Data for processing —
········
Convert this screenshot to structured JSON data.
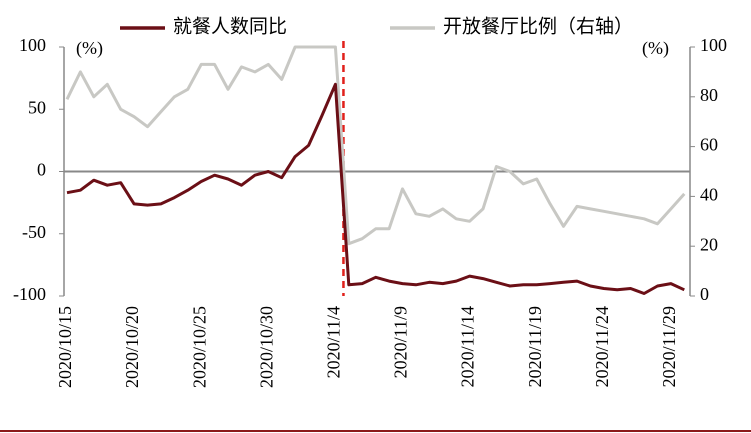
{
  "chart_data": {
    "type": "line",
    "categories": [
      "2020/10/15",
      null,
      null,
      null,
      null,
      "2020/10/20",
      null,
      null,
      null,
      null,
      "2020/10/25",
      null,
      null,
      null,
      null,
      "2020/10/30",
      null,
      null,
      null,
      null,
      "2020/11/4",
      null,
      null,
      null,
      null,
      "2020/11/9",
      null,
      null,
      null,
      null,
      "2020/11/14",
      null,
      null,
      null,
      null,
      "2020/11/19",
      null,
      null,
      null,
      null,
      "2020/11/24",
      null,
      null,
      null,
      null,
      "2020/11/29",
      null
    ],
    "series": [
      {
        "name": "就餐人数同比",
        "color": "#6b0f16",
        "axis": "y",
        "values": [
          -17,
          -15,
          -7,
          -11,
          -9,
          -26,
          -27,
          -26,
          -21,
          -15,
          -8,
          -3,
          -6,
          -11,
          -3,
          0,
          -5,
          12,
          21,
          45,
          70,
          -91,
          -90,
          -85,
          -88,
          -90,
          -91,
          -89,
          -90,
          -88,
          -84,
          -86,
          -89,
          -92,
          -91,
          -91,
          -90,
          -89,
          -88,
          -92,
          -94,
          -95,
          -94,
          -98,
          -92,
          -90,
          -95
        ]
      },
      {
        "name": "开放餐厅比例（右轴）",
        "color": "#c8c8c4",
        "axis": "y2",
        "values": [
          79,
          90,
          80,
          85,
          75,
          72,
          68,
          74,
          80,
          83,
          93,
          93,
          83,
          92,
          90,
          93,
          87,
          100,
          100,
          100,
          100,
          21,
          23,
          27,
          27,
          43,
          33,
          32,
          35,
          31,
          30,
          35,
          52,
          50,
          45,
          47,
          37,
          28,
          36,
          35,
          34,
          33,
          32,
          31,
          29,
          35,
          41
        ]
      }
    ],
    "y_label": "(%)",
    "y2_label": "(%)",
    "ylim": [
      -100,
      100
    ],
    "yticks": [
      100,
      50,
      0,
      -50,
      -100
    ],
    "y2lim": [
      0,
      100
    ],
    "y2ticks": [
      100,
      80,
      60,
      40,
      20,
      0
    ],
    "legend": "top"
  }
}
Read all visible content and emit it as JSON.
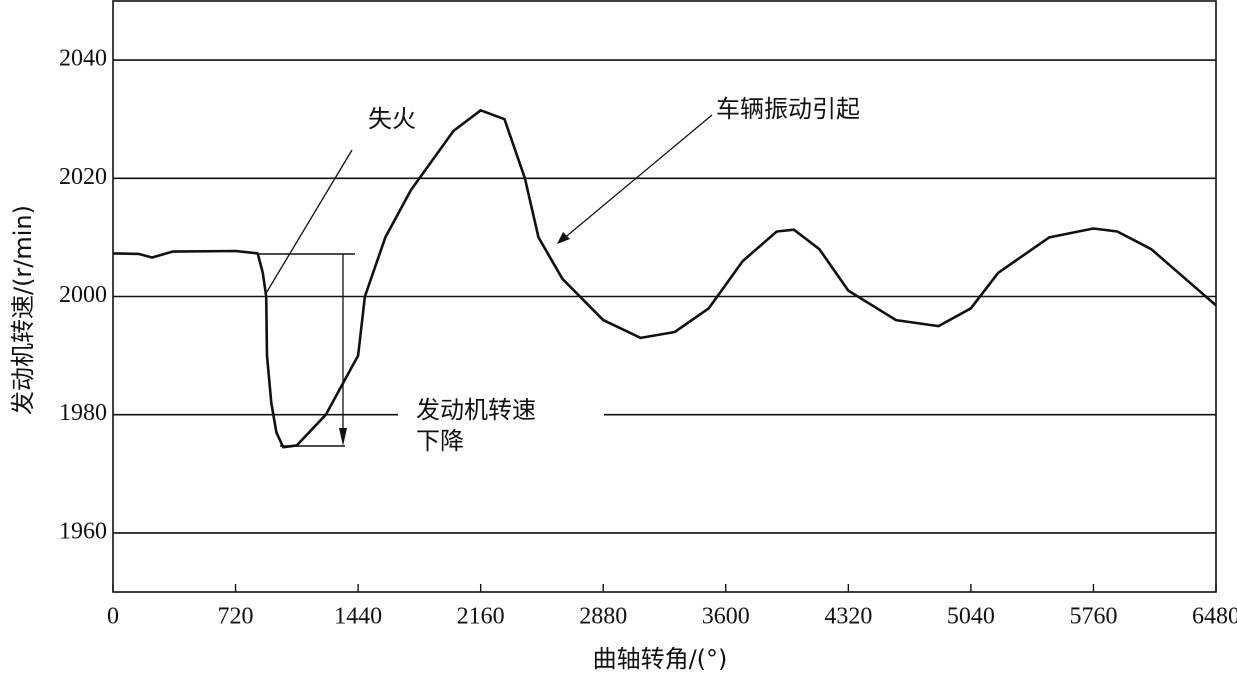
{
  "chart_data": {
    "type": "line",
    "x_label": "曲轴转角/(°)",
    "y_label": "发动机转速/(r/min)",
    "annotations": [
      "失火",
      "车辆振动引起",
      "发动机转速",
      "下降"
    ],
    "x": [
      0,
      150,
      230,
      350,
      720,
      850,
      880,
      900,
      905,
      930,
      960,
      1000,
      1080,
      1250,
      1440,
      1480,
      1600,
      1750,
      2000,
      2160,
      2300,
      2420,
      2500,
      2640,
      2880,
      3100,
      3300,
      3500,
      3700,
      3900,
      4000,
      4150,
      4320,
      4600,
      4850,
      5040,
      5200,
      5500,
      5760,
      5900,
      6100,
      6300,
      6480
    ],
    "values": [
      2007.3,
      2007.2,
      2006.6,
      2007.6,
      2007.7,
      2007.3,
      2004,
      2000,
      1990,
      1982,
      1977,
      1974.5,
      1974.8,
      1980,
      1990,
      2000,
      2010,
      2018,
      2028,
      2031.5,
      2030,
      2020,
      2010,
      2003,
      1996,
      1993,
      1994,
      1998,
      2006,
      2011,
      2011.3,
      2008,
      2001,
      1996,
      1995,
      1998,
      2004,
      2010,
      2011.5,
      2011,
      2008,
      2003,
      1998.5
    ],
    "color": "#111111",
    "xlim": [
      0,
      6480
    ],
    "xticks": [
      0,
      720,
      1440,
      2160,
      2880,
      3600,
      4320,
      5040,
      5760,
      6480
    ],
    "ylim": [
      1950,
      2050
    ],
    "yticks": [
      1960,
      1980,
      2000,
      2020,
      2040
    ],
    "grid": true
  }
}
········
Copy in full each line that holds the word "color".

        "color": "#6b0f16",
        "color": "#c8c8c4",
    "color": "#111111",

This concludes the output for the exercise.